= The exercise =
Give the data below again, word for word.

= Records shown =

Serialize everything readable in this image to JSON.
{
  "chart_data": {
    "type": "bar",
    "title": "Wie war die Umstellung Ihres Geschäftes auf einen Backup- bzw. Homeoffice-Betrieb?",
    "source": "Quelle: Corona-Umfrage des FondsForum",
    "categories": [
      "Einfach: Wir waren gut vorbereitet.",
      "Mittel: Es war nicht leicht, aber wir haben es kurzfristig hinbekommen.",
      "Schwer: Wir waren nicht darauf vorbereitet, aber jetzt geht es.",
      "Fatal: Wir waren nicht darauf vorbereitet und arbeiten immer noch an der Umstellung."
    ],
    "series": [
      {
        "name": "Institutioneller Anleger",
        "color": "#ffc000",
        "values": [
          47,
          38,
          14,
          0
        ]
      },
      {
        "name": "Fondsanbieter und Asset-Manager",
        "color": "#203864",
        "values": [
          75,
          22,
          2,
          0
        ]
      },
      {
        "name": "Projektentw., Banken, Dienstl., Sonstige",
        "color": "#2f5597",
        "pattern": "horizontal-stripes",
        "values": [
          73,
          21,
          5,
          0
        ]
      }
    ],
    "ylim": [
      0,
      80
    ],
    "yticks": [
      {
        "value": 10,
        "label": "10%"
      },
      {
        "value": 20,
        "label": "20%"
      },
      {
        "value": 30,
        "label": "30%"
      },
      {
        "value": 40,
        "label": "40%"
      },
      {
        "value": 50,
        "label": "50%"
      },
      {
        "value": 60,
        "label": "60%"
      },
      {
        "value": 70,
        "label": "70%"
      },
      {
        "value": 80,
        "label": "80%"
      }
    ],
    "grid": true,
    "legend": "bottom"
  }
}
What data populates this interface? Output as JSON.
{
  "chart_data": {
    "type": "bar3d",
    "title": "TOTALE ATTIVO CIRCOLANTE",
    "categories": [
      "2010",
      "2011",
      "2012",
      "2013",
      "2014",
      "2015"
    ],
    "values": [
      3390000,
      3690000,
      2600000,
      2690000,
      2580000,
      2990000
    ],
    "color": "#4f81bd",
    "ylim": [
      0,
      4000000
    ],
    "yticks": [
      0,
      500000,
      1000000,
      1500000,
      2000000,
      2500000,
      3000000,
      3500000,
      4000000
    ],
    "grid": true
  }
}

= Solution to the problem =
Serialize everything readable in this image to JSON.
{
  "chart_data": {
    "type": "bar",
    "title": "Wie war die Umstellung Ihres Geschäftes auf einen Backup- bzw. Homeoffice-Betrieb?",
    "source": "Quelle: Corona-Umfrage des FondsForum",
    "categories": [
      "Einfach: Wir waren gut vorbereitet.",
      "Mittel: Es war nicht leicht, aber wir haben es kurzfristig hinbekommen.",
      "Schwer: Wir waren nicht darauf vorbereitet, aber jetzt geht es.",
      "Fatal: Wir waren nicht darauf vorbereitet und arbeiten immer noch an der Umstellung."
    ],
    "series": [
      {
        "name": "Institutioneller Anleger",
        "color": "#ffc000",
        "values": [
          47,
          38,
          14,
          0
        ]
      },
      {
        "name": "Fondsanbieter und Asset-Manager",
        "color": "#203864",
        "values": [
          75,
          22,
          2,
          0
        ]
      },
      {
        "name": "Projektentw., Banken, Dienstl., Sonstige",
        "color": "#2f5597",
        "pattern": "horizontal-stripes",
        "values": [
          73,
          21,
          5,
          0
        ]
      }
    ],
    "ylim": [
      0,
      80
    ],
    "yticks": [
      {
        "value": 10,
        "label": "10%"
      },
      {
        "value": 20,
        "label": "20%"
      },
      {
        "value": 30,
        "label": "30%"
      },
      {
        "value": 40,
        "label": "40%"
      },
      {
        "value": 50,
        "label": "50%"
      },
      {
        "value": 60,
        "label": "60%"
      },
      {
        "value": 70,
        "label": "70%"
      },
      {
        "value": 80,
        "label": "80%"
      }
    ],
    "grid": true,
    "legend": "bottom"
  }
}
What data populates this interface? Output as JSON.
{
  "chart_data": {
    "type": "bar3d",
    "title": "TOTALE ATTIVO CIRCOLANTE",
    "categories": [
      "2010",
      "2011",
      "2012",
      "2013",
      "2014",
      "2015"
    ],
    "values": [
      3390000,
      3690000,
      2600000,
      2690000,
      2580000,
      2990000
    ],
    "color": "#4f81bd",
    "ylim": [
      0,
      4000000
    ],
    "yticks": [
      0,
      500000,
      1000000,
      1500000,
      2000000,
      2500000,
      3000000,
      3500000,
      4000000
    ],
    "grid": true
  }
}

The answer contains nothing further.